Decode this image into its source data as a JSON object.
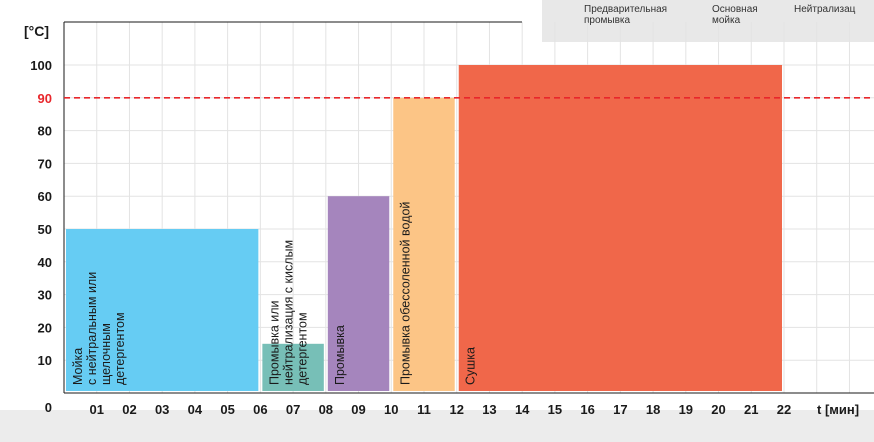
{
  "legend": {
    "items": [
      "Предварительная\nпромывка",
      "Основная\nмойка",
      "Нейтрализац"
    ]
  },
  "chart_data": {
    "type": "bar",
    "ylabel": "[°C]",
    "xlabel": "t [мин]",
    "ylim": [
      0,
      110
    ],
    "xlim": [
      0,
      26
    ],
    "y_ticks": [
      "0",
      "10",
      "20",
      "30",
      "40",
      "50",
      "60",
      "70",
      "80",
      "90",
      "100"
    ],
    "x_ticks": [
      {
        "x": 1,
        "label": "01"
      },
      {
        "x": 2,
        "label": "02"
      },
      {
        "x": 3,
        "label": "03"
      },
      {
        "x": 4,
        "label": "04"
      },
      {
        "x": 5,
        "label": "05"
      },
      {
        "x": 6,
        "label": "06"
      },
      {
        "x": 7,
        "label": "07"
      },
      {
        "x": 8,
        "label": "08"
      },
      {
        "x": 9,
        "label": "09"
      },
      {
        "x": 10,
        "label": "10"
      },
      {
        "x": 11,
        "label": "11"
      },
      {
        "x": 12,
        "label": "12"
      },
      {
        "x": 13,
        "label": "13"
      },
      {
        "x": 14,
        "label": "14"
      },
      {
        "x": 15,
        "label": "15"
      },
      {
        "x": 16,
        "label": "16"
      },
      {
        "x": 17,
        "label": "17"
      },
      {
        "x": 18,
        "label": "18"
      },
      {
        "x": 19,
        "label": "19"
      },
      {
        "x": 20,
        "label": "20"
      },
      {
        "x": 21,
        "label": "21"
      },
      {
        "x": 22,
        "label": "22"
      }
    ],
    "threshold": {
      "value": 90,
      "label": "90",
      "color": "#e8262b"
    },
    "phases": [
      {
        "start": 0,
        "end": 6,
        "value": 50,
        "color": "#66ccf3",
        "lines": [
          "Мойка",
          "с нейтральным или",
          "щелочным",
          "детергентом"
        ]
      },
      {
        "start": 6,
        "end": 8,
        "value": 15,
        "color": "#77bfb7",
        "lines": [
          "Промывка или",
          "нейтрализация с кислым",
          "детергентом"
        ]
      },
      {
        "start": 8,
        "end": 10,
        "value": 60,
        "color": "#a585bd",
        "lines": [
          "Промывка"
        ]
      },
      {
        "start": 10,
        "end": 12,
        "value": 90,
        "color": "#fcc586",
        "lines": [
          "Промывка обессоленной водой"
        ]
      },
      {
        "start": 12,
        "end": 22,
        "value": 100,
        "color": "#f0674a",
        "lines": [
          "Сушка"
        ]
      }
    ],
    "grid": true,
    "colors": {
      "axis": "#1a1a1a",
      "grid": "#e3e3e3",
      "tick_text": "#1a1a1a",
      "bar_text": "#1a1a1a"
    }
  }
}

**PROBLEM**. Make a word-for-word copy of the entries, without any pictures.

**WRITTEN RESPONSE**.
Decode this image into its source data as a JSON object.
{
  "legend": {
    "items": [
      "Предварительная\nпромывка",
      "Основная\nмойка",
      "Нейтрализац"
    ]
  },
  "chart_data": {
    "type": "bar",
    "ylabel": "[°C]",
    "xlabel": "t [мин]",
    "ylim": [
      0,
      110
    ],
    "xlim": [
      0,
      26
    ],
    "y_ticks": [
      "0",
      "10",
      "20",
      "30",
      "40",
      "50",
      "60",
      "70",
      "80",
      "90",
      "100"
    ],
    "x_ticks": [
      {
        "x": 1,
        "label": "01"
      },
      {
        "x": 2,
        "label": "02"
      },
      {
        "x": 3,
        "label": "03"
      },
      {
        "x": 4,
        "label": "04"
      },
      {
        "x": 5,
        "label": "05"
      },
      {
        "x": 6,
        "label": "06"
      },
      {
        "x": 7,
        "label": "07"
      },
      {
        "x": 8,
        "label": "08"
      },
      {
        "x": 9,
        "label": "09"
      },
      {
        "x": 10,
        "label": "10"
      },
      {
        "x": 11,
        "label": "11"
      },
      {
        "x": 12,
        "label": "12"
      },
      {
        "x": 13,
        "label": "13"
      },
      {
        "x": 14,
        "label": "14"
      },
      {
        "x": 15,
        "label": "15"
      },
      {
        "x": 16,
        "label": "16"
      },
      {
        "x": 17,
        "label": "17"
      },
      {
        "x": 18,
        "label": "18"
      },
      {
        "x": 19,
        "label": "19"
      },
      {
        "x": 20,
        "label": "20"
      },
      {
        "x": 21,
        "label": "21"
      },
      {
        "x": 22,
        "label": "22"
      }
    ],
    "threshold": {
      "value": 90,
      "label": "90",
      "color": "#e8262b"
    },
    "phases": [
      {
        "start": 0,
        "end": 6,
        "value": 50,
        "color": "#66ccf3",
        "lines": [
          "Мойка",
          "с нейтральным или",
          "щелочным",
          "детергентом"
        ]
      },
      {
        "start": 6,
        "end": 8,
        "value": 15,
        "color": "#77bfb7",
        "lines": [
          "Промывка или",
          "нейтрализация с кислым",
          "детергентом"
        ]
      },
      {
        "start": 8,
        "end": 10,
        "value": 60,
        "color": "#a585bd",
        "lines": [
          "Промывка"
        ]
      },
      {
        "start": 10,
        "end": 12,
        "value": 90,
        "color": "#fcc586",
        "lines": [
          "Промывка обессоленной водой"
        ]
      },
      {
        "start": 12,
        "end": 22,
        "value": 100,
        "color": "#f0674a",
        "lines": [
          "Сушка"
        ]
      }
    ],
    "grid": true,
    "colors": {
      "axis": "#1a1a1a",
      "grid": "#e3e3e3",
      "tick_text": "#1a1a1a",
      "bar_text": "#1a1a1a"
    }
  }
}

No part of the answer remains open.